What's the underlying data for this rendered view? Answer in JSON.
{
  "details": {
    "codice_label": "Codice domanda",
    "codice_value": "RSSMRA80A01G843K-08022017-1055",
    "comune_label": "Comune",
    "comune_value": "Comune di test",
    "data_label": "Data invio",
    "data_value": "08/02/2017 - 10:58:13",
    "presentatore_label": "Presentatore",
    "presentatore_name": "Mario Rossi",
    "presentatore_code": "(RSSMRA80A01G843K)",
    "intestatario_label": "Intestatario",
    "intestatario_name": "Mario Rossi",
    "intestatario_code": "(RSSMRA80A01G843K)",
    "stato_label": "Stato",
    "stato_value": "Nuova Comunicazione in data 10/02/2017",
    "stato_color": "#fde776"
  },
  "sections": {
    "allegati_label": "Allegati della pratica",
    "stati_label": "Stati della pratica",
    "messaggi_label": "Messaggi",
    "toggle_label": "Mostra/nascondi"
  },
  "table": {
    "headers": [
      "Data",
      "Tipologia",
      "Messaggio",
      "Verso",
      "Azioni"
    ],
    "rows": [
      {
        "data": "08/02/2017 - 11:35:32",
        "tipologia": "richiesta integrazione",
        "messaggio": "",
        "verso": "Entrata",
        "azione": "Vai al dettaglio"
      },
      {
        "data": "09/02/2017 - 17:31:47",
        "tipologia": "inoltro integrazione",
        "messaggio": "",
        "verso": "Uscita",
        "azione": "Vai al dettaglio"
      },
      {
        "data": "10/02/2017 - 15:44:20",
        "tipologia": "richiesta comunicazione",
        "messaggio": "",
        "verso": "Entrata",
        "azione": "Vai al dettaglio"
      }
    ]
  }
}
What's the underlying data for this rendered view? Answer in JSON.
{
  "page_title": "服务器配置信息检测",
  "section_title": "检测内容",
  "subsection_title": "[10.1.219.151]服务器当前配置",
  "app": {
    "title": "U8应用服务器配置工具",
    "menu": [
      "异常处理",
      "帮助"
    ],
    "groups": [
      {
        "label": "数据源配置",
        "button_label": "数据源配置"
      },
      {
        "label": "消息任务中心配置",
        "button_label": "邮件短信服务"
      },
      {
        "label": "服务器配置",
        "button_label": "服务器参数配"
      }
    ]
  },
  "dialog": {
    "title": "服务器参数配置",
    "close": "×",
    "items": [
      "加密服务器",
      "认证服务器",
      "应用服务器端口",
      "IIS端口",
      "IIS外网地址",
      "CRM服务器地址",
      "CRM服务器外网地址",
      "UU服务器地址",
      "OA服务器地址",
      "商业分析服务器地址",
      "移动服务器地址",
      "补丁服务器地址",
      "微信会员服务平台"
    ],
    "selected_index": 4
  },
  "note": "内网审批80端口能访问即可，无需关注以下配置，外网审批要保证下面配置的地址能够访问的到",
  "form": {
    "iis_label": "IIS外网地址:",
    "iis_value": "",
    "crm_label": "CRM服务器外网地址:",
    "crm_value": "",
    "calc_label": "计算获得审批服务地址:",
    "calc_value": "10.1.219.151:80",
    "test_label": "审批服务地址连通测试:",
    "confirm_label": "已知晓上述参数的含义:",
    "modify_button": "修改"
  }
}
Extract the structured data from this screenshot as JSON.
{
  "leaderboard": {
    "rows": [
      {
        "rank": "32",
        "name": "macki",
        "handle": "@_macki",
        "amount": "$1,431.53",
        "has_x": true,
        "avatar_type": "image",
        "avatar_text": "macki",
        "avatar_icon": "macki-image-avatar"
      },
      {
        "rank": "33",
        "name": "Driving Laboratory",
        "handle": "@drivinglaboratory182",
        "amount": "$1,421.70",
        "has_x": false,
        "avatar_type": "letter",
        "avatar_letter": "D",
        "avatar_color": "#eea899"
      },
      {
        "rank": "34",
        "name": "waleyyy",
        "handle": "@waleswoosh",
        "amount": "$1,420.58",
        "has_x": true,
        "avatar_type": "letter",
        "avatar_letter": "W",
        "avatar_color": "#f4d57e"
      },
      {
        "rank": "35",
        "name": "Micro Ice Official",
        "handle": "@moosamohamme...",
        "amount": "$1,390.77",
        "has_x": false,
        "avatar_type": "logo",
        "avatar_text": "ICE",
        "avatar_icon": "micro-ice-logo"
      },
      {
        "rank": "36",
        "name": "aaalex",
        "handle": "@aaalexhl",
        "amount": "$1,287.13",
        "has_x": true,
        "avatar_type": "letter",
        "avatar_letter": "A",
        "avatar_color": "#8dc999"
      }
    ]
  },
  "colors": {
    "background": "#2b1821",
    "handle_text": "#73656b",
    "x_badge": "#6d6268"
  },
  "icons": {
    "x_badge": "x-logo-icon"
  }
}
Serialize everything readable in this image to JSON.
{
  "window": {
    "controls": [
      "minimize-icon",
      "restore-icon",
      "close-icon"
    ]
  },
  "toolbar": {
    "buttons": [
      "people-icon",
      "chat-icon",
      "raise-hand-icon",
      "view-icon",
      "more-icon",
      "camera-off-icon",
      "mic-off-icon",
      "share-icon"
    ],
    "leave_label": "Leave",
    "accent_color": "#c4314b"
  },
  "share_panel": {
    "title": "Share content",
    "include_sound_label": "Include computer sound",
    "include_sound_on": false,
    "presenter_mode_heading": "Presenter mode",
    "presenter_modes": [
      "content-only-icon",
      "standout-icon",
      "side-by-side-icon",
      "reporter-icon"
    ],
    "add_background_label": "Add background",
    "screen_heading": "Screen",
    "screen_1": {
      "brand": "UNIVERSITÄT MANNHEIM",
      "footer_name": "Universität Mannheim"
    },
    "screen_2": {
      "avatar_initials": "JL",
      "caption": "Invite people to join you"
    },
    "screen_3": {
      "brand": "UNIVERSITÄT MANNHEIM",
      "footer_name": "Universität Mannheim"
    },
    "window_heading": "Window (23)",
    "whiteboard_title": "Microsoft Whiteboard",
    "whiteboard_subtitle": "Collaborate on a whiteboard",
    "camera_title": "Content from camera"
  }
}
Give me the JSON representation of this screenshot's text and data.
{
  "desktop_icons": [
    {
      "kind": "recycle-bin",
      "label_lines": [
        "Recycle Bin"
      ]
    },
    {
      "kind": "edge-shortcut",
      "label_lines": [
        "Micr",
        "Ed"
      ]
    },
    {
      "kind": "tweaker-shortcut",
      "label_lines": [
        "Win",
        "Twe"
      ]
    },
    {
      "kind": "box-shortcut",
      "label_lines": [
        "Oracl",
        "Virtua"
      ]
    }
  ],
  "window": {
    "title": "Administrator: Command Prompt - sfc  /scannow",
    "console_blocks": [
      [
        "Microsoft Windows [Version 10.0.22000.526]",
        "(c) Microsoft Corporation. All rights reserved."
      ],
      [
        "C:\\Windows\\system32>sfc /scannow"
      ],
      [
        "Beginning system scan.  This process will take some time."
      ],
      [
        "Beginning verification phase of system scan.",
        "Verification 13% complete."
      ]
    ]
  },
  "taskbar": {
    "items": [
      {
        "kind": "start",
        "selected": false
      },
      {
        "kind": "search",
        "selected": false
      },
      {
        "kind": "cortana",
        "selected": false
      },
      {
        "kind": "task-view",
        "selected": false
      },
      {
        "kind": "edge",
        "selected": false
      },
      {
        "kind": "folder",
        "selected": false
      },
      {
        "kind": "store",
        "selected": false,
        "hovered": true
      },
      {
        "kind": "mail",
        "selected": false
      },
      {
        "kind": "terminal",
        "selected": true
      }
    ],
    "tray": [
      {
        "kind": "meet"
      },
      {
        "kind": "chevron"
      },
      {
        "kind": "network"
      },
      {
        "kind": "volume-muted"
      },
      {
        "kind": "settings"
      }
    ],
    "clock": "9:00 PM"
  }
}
══════════
## EXERCISE BRIEF
Scan the material above. Return every line containing the string "logo".

## THE OUTPUT
        "avatar_type": "logo",
        "avatar_icon": "micro-ice-logo"
    "x_badge": "x-logo-icon"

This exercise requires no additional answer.